• [Given exercise] List all lines of the data that include the string "type".

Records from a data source
☆ ☆ ☆ ☆ ☆
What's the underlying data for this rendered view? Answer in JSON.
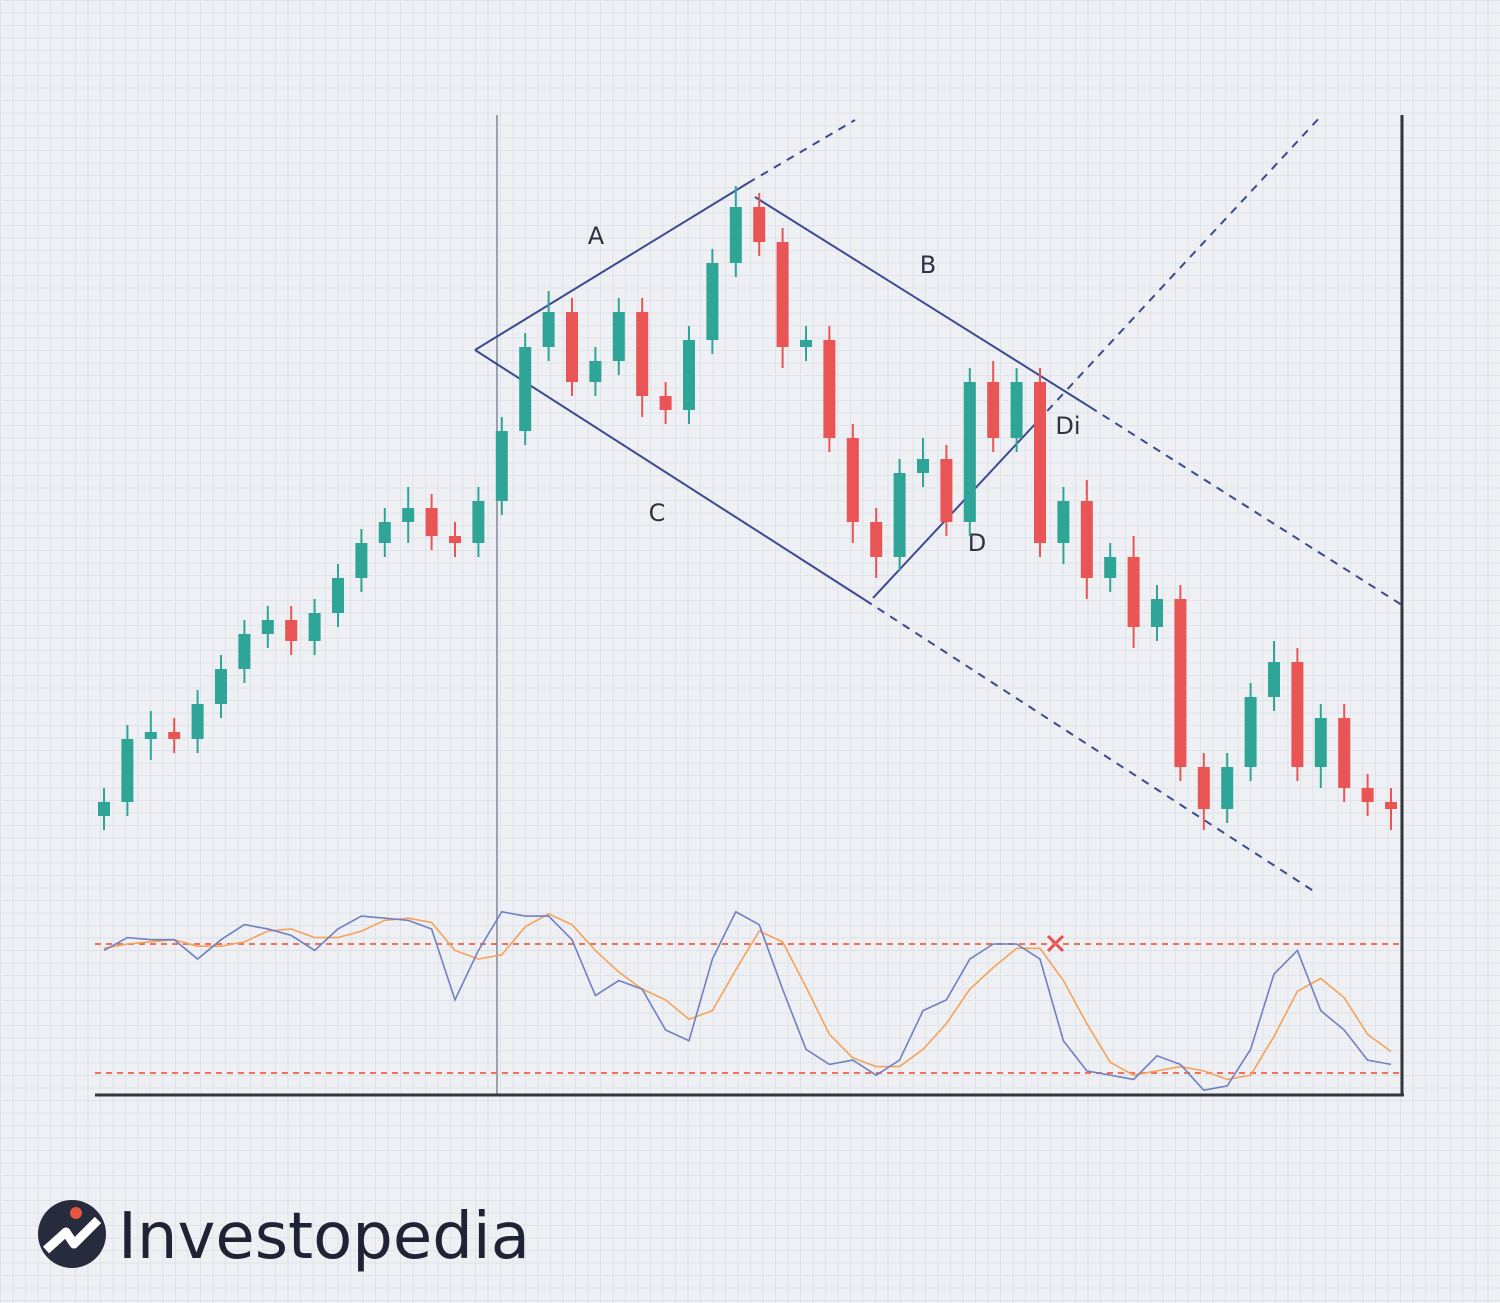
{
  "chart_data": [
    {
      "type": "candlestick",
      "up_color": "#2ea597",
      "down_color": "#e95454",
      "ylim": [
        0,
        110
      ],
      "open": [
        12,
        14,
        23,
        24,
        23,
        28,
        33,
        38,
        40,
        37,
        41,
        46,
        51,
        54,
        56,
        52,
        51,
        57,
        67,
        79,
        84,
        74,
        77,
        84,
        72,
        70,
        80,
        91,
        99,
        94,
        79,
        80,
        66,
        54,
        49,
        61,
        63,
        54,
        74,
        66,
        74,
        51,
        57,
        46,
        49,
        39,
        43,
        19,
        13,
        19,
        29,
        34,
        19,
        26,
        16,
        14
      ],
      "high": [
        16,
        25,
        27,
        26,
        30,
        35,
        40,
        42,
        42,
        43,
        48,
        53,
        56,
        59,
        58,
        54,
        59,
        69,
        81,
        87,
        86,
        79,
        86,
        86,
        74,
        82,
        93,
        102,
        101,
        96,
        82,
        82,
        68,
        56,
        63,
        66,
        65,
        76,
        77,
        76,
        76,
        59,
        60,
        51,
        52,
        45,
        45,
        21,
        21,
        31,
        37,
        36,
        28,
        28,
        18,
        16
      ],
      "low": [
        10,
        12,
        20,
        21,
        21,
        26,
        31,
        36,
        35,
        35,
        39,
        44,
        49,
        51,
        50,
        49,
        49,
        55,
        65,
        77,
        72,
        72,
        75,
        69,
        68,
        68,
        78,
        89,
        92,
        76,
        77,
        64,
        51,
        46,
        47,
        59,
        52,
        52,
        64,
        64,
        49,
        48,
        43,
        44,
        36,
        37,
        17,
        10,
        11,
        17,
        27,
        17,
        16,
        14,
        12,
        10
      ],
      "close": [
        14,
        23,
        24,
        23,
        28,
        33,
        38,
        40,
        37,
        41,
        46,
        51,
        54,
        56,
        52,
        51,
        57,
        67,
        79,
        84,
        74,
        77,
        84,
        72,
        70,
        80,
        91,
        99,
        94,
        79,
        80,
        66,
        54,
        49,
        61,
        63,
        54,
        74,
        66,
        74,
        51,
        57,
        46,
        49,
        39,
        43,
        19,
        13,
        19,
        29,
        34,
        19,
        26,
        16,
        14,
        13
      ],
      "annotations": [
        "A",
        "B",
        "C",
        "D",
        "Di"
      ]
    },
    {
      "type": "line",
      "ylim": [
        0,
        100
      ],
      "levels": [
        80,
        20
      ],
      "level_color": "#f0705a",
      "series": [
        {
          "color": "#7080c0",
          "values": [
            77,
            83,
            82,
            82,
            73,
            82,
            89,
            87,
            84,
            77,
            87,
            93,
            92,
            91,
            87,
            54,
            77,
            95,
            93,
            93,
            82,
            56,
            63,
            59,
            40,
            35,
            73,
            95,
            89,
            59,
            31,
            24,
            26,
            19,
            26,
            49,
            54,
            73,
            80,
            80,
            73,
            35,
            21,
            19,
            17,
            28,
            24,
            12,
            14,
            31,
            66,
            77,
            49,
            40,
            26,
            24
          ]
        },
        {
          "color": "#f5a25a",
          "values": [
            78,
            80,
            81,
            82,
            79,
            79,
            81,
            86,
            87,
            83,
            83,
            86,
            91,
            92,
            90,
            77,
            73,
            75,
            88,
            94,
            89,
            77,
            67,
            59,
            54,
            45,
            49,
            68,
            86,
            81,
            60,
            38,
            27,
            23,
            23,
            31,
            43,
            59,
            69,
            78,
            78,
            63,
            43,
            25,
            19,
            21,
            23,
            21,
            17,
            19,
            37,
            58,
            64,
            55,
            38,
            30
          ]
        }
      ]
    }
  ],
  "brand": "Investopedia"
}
☆ ☆ ☆ ☆ ☆
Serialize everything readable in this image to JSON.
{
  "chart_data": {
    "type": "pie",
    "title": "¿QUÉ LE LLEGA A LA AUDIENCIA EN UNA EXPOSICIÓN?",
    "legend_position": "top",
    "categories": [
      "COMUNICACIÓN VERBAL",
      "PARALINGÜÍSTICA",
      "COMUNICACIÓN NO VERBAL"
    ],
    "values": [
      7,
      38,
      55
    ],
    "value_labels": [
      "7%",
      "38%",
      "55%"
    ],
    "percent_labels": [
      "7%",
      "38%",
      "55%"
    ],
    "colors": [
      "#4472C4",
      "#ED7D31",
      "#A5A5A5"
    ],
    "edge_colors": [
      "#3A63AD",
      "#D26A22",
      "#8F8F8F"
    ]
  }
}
☆ ☆ ☆ ☆ ☆
• [The solution]
      "type": "candlestick",
      "type": "line",
    "type": "pie",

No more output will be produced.